◆ The task ◆
Select and copy out every line in the records containing "Class".

◆ Materials provided ◆
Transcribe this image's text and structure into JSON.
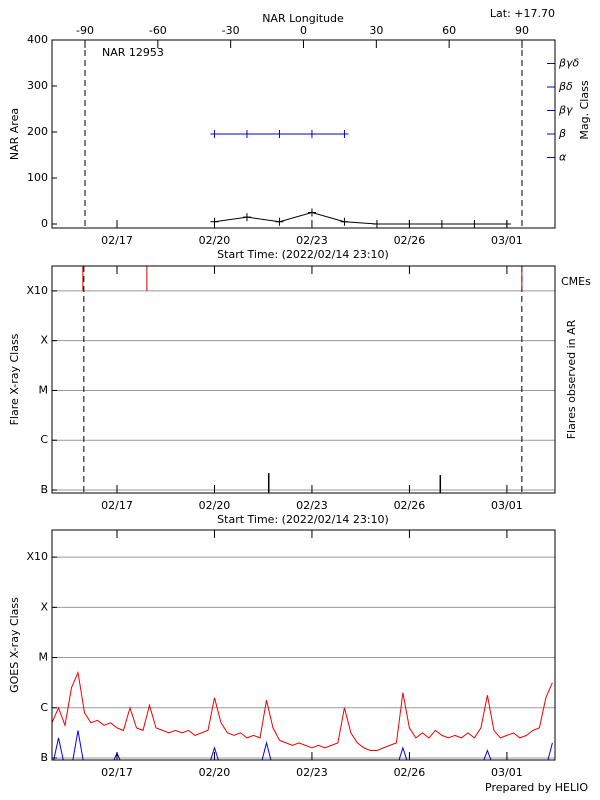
{
  "chart_data": [
    {
      "type": "line",
      "title": "NAR 12953",
      "subtitle": "Lat: +17.70",
      "x_label": "Start Time: (2022/02/14 23:10)",
      "x2_label": "NAR Longitude",
      "y_label": "NAR Area",
      "y2_label": "Mag. Class",
      "xlim": [
        15,
        30.48
      ],
      "xticks": [
        {
          "value": 17,
          "label": "02/17"
        },
        {
          "value": 20,
          "label": "02/20"
        },
        {
          "value": 23,
          "label": "02/23"
        },
        {
          "value": 26,
          "label": "02/26"
        },
        {
          "value": 29,
          "label": "03/01"
        }
      ],
      "x2lim": [
        -103.6,
        103.6
      ],
      "x2ticks": [
        -90,
        -60,
        -30,
        0,
        30,
        60,
        90
      ],
      "x2_vlines": [
        -90,
        90
      ],
      "ylim": [
        -8.7,
        400
      ],
      "yticks": [
        0,
        100,
        200,
        300,
        400
      ],
      "y2lim": [
        0,
        8
      ],
      "y2ticks": [
        {
          "value": 3,
          "label": "α"
        },
        {
          "value": 4,
          "label": "β"
        },
        {
          "value": 5,
          "label": "βγ"
        },
        {
          "value": 6,
          "label": "βδ"
        },
        {
          "value": 7,
          "label": "βγδ"
        }
      ],
      "y2_color": "#0000cc",
      "grid": false,
      "series": [
        {
          "color": "#000000",
          "x": [
            20,
            21,
            22,
            23,
            24,
            25,
            26,
            27,
            28,
            29
          ],
          "values": [
            5,
            15,
            5,
            25,
            5,
            0,
            0,
            0,
            0,
            0
          ]
        },
        {
          "color": "#0000cc",
          "axis": "y2",
          "x": [
            20,
            21,
            22,
            23,
            24
          ],
          "values": [
            4,
            4,
            4,
            4,
            4
          ]
        }
      ]
    },
    {
      "type": "bar",
      "x_label": "Start Time: (2022/02/14 23:10)",
      "y_label": "Flare X-ray Class",
      "y2_label": "Flares observed in AR",
      "xlim": [
        15,
        30.48
      ],
      "xticks": [
        {
          "value": 17,
          "label": "02/17"
        },
        {
          "value": 20,
          "label": "02/20"
        },
        {
          "value": 23,
          "label": "02/23"
        },
        {
          "value": 26,
          "label": "02/26"
        },
        {
          "value": 29,
          "label": "03/01"
        }
      ],
      "ylim": [
        -7.06,
        -2.5
      ],
      "yticks": [
        {
          "value": -7,
          "label": "B"
        },
        {
          "value": -6,
          "label": "C"
        },
        {
          "value": -5,
          "label": "M"
        },
        {
          "value": -4,
          "label": "X"
        },
        {
          "value": -3,
          "label": "X10"
        }
      ],
      "grid": true,
      "vlines": [
        15.98,
        29.46
      ],
      "cme": {
        "label": "CMEs",
        "color": "#cc0000",
        "x": [
          15.95,
          17.92,
          29.46
        ]
      },
      "series": [
        {
          "color": "#000000",
          "x": [
            21.67,
            26.95
          ],
          "values": [
            -6.66,
            -6.7
          ]
        }
      ]
    },
    {
      "type": "line",
      "y_label": "GOES X-ray Class",
      "xlim": [
        15,
        30.48
      ],
      "xticks": [
        {
          "value": 17,
          "label": "02/17"
        },
        {
          "value": 20,
          "label": "02/20"
        },
        {
          "value": 23,
          "label": "02/23"
        },
        {
          "value": 26,
          "label": "02/26"
        },
        {
          "value": 29,
          "label": "03/01"
        }
      ],
      "ylim": [
        -7.04,
        -2.46
      ],
      "yticks": [
        {
          "value": -7,
          "label": "B"
        },
        {
          "value": -6,
          "label": "C"
        },
        {
          "value": -5,
          "label": "M"
        },
        {
          "value": -4,
          "label": "X"
        },
        {
          "value": -3,
          "label": "X10"
        }
      ],
      "grid": true,
      "series": [
        {
          "color": "#ee0000",
          "x": [
            15.0,
            15.2,
            15.4,
            15.6,
            15.8,
            16.0,
            16.2,
            16.4,
            16.6,
            16.8,
            17.0,
            17.2,
            17.4,
            17.6,
            17.8,
            18.0,
            18.2,
            18.4,
            18.6,
            18.8,
            19.0,
            19.2,
            19.4,
            19.6,
            19.8,
            20.0,
            20.2,
            20.4,
            20.6,
            20.8,
            21.0,
            21.2,
            21.4,
            21.6,
            21.8,
            22.0,
            22.2,
            22.4,
            22.6,
            22.8,
            23.0,
            23.2,
            23.4,
            23.6,
            23.8,
            24.0,
            24.2,
            24.4,
            24.6,
            24.8,
            25.0,
            25.2,
            25.4,
            25.6,
            25.8,
            26.0,
            26.2,
            26.4,
            26.6,
            26.8,
            27.0,
            27.2,
            27.4,
            27.6,
            27.8,
            28.0,
            28.2,
            28.4,
            28.6,
            28.8,
            29.0,
            29.2,
            29.4,
            29.6,
            29.8,
            30.0,
            30.2,
            30.4
          ],
          "values": [
            -6.3,
            -6.0,
            -6.35,
            -5.6,
            -5.3,
            -6.1,
            -6.3,
            -6.25,
            -6.35,
            -6.3,
            -6.4,
            -6.45,
            -6.0,
            -6.4,
            -6.45,
            -5.95,
            -6.4,
            -6.45,
            -6.5,
            -6.45,
            -6.5,
            -6.45,
            -6.55,
            -6.5,
            -6.45,
            -5.8,
            -6.3,
            -6.5,
            -6.55,
            -6.5,
            -6.6,
            -6.55,
            -6.6,
            -5.85,
            -6.4,
            -6.65,
            -6.7,
            -6.75,
            -6.7,
            -6.75,
            -6.8,
            -6.75,
            -6.8,
            -6.75,
            -6.7,
            -6.0,
            -6.5,
            -6.7,
            -6.8,
            -6.85,
            -6.85,
            -6.8,
            -6.75,
            -6.7,
            -5.7,
            -6.4,
            -6.6,
            -6.5,
            -6.6,
            -6.45,
            -6.55,
            -6.6,
            -6.55,
            -6.6,
            -6.5,
            -6.6,
            -6.4,
            -5.75,
            -6.45,
            -6.6,
            -6.55,
            -6.5,
            -6.6,
            -6.55,
            -6.45,
            -6.4,
            -5.8,
            -5.5
          ]
        },
        {
          "color": "#0000ee",
          "x": [
            15.0,
            15.2,
            15.4,
            15.6,
            15.8,
            16.0,
            16.2,
            16.4,
            16.6,
            16.8,
            17.0,
            17.2,
            17.4,
            17.6,
            17.8,
            18.0,
            18.2,
            18.4,
            18.6,
            18.8,
            19.0,
            19.2,
            19.4,
            19.6,
            19.8,
            20.0,
            20.2,
            20.4,
            20.6,
            20.8,
            21.0,
            21.2,
            21.4,
            21.6,
            21.8,
            22.0,
            22.2,
            22.4,
            22.6,
            22.8,
            23.0,
            23.2,
            23.4,
            23.6,
            23.8,
            24.0,
            24.2,
            24.4,
            24.6,
            24.8,
            25.0,
            25.2,
            25.4,
            25.6,
            25.8,
            26.0,
            26.2,
            26.4,
            26.6,
            26.8,
            27.0,
            27.2,
            27.4,
            27.6,
            27.8,
            28.0,
            28.2,
            28.4,
            28.6,
            28.8,
            29.0,
            29.2,
            29.4,
            29.6,
            29.8,
            30.0,
            30.2,
            30.4
          ],
          "values": [
            -7.2,
            -6.6,
            -7.2,
            -7.2,
            -6.45,
            -7.2,
            -7.2,
            -7.2,
            -7.2,
            -7.2,
            -6.9,
            -7.2,
            -7.2,
            -7.2,
            -7.2,
            -7.2,
            -7.2,
            -7.2,
            -7.2,
            -7.2,
            -7.2,
            -7.2,
            -7.2,
            -7.2,
            -7.2,
            -6.8,
            -7.2,
            -7.2,
            -7.2,
            -7.2,
            -7.2,
            -7.2,
            -7.2,
            -6.7,
            -7.2,
            -7.2,
            -7.2,
            -7.2,
            -7.2,
            -7.2,
            -7.2,
            -7.2,
            -7.2,
            -7.2,
            -7.2,
            -7.2,
            -7.2,
            -7.2,
            -7.2,
            -7.2,
            -7.2,
            -7.2,
            -7.2,
            -7.2,
            -6.8,
            -7.2,
            -7.2,
            -7.2,
            -7.2,
            -7.2,
            -7.2,
            -7.2,
            -7.2,
            -7.2,
            -7.2,
            -7.2,
            -7.2,
            -6.85,
            -7.2,
            -7.2,
            -7.2,
            -7.2,
            -7.2,
            -7.2,
            -7.2,
            -7.2,
            -7.2,
            -6.7
          ]
        }
      ]
    }
  ],
  "footer": "Prepared by HELIO"
}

◆ Output ◆
      "y2_label": "Mag. Class",
      "y_label": "Flare X-ray Class",
      "y_label": "GOES X-ray Class",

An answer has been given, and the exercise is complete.